» **Extracted information**:
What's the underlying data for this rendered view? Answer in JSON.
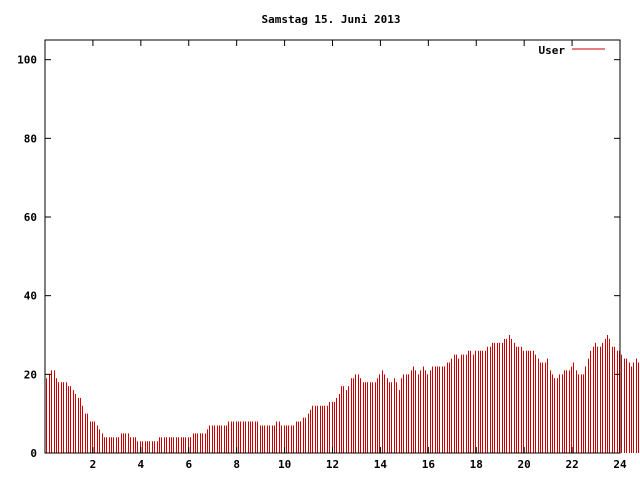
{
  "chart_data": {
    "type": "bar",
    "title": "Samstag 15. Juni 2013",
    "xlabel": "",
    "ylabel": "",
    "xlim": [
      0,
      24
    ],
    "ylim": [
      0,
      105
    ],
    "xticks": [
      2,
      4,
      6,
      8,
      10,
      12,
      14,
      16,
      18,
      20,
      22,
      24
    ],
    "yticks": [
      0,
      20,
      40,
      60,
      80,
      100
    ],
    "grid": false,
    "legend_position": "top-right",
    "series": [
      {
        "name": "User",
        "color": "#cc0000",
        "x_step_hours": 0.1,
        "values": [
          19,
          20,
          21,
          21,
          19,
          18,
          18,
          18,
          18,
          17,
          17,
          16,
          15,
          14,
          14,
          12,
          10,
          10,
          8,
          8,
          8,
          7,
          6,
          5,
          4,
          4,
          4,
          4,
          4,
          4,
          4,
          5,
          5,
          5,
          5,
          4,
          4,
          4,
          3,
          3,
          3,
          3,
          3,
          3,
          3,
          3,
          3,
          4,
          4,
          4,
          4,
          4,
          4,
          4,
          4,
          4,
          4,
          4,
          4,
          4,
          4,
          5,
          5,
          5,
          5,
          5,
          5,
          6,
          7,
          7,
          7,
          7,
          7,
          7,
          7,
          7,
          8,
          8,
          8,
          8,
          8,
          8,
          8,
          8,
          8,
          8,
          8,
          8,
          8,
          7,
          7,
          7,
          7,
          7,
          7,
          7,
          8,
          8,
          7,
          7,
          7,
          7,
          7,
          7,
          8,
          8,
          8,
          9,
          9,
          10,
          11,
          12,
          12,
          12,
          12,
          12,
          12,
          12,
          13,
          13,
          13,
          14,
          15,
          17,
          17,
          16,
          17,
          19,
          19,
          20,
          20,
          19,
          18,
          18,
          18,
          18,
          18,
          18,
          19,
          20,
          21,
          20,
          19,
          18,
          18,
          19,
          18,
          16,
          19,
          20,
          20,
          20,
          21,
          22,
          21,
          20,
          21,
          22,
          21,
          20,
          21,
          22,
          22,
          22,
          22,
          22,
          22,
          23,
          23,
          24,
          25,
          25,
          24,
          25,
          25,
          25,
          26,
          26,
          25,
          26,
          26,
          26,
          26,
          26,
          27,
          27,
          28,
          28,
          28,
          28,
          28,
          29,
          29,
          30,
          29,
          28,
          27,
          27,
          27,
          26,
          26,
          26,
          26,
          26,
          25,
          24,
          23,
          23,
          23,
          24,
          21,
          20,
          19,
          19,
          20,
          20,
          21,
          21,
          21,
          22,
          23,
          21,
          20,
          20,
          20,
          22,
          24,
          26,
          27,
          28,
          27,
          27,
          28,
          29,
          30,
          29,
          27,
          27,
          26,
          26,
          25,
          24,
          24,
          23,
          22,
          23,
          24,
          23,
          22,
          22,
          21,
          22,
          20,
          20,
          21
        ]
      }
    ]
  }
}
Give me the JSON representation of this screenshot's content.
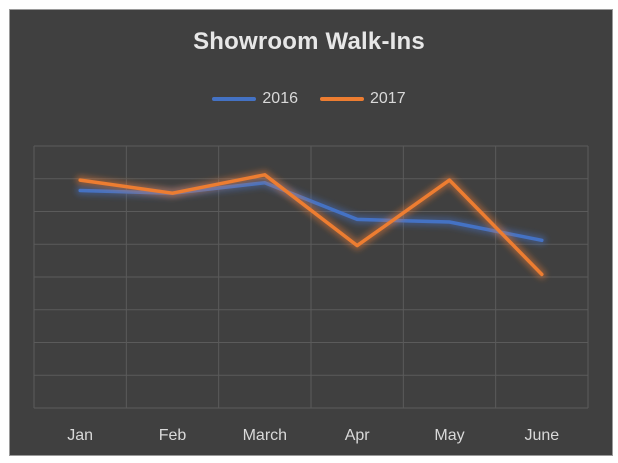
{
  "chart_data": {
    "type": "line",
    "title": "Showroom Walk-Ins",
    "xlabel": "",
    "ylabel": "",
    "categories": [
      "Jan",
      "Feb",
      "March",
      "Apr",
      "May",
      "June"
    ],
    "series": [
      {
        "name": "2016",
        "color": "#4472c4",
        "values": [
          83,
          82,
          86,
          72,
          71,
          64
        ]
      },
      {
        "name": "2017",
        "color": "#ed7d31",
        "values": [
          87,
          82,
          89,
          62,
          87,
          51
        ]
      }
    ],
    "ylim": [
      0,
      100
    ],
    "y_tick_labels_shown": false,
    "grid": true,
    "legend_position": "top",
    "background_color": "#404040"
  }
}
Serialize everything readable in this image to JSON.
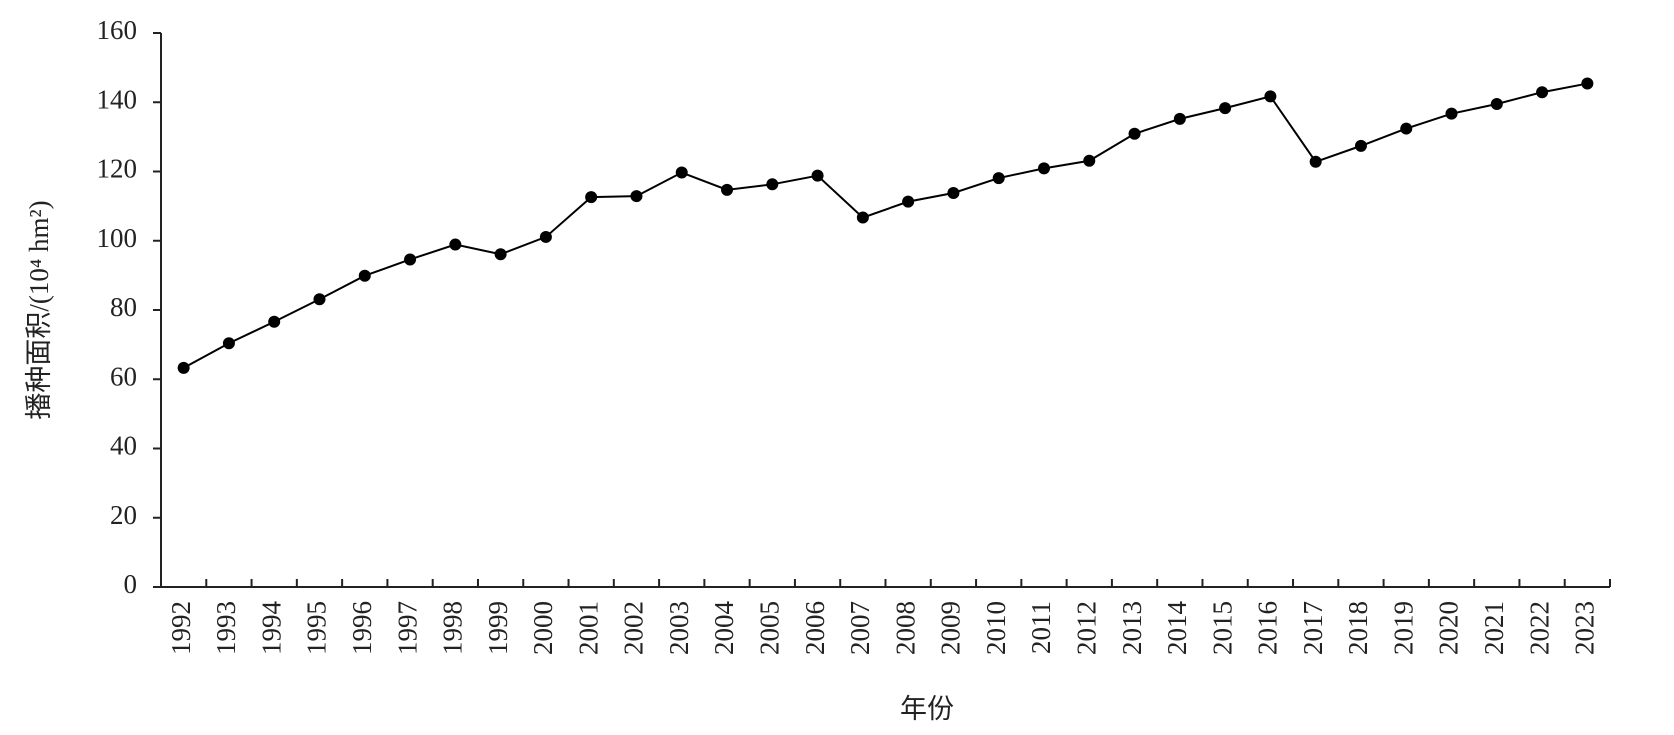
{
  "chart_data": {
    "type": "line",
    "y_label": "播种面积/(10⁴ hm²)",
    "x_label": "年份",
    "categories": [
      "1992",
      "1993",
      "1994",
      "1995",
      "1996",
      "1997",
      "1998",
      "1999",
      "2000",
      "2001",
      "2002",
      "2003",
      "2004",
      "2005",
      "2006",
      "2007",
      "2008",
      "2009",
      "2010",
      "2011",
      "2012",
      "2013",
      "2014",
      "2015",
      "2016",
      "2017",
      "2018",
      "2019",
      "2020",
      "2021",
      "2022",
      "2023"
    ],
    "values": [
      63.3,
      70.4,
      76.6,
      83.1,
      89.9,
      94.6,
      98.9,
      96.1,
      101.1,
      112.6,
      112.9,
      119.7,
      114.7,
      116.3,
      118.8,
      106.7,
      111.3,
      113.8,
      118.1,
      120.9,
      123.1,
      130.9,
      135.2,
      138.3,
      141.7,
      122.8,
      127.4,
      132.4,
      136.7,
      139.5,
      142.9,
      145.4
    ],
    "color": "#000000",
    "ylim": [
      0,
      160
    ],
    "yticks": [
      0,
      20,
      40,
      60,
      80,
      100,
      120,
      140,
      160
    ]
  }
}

» **Work to complete**: The line that contains "Serialize everything readable" opens the part to copy, and the last line of the records closes it; set down those lines exactly, pictures excluded.

» **Exercise response**:
Serialize everything readable in this image to JSON.
{
  "chart_data": {
    "type": "line",
    "y_label": "播种面积/(10⁴ hm²)",
    "x_label": "年份",
    "categories": [
      "1992",
      "1993",
      "1994",
      "1995",
      "1996",
      "1997",
      "1998",
      "1999",
      "2000",
      "2001",
      "2002",
      "2003",
      "2004",
      "2005",
      "2006",
      "2007",
      "2008",
      "2009",
      "2010",
      "2011",
      "2012",
      "2013",
      "2014",
      "2015",
      "2016",
      "2017",
      "2018",
      "2019",
      "2020",
      "2021",
      "2022",
      "2023"
    ],
    "values": [
      63.3,
      70.4,
      76.6,
      83.1,
      89.9,
      94.6,
      98.9,
      96.1,
      101.1,
      112.6,
      112.9,
      119.7,
      114.7,
      116.3,
      118.8,
      106.7,
      111.3,
      113.8,
      118.1,
      120.9,
      123.1,
      130.9,
      135.2,
      138.3,
      141.7,
      122.8,
      127.4,
      132.4,
      136.7,
      139.5,
      142.9,
      145.4
    ],
    "color": "#000000",
    "ylim": [
      0,
      160
    ],
    "yticks": [
      0,
      20,
      40,
      60,
      80,
      100,
      120,
      140,
      160
    ]
  }
}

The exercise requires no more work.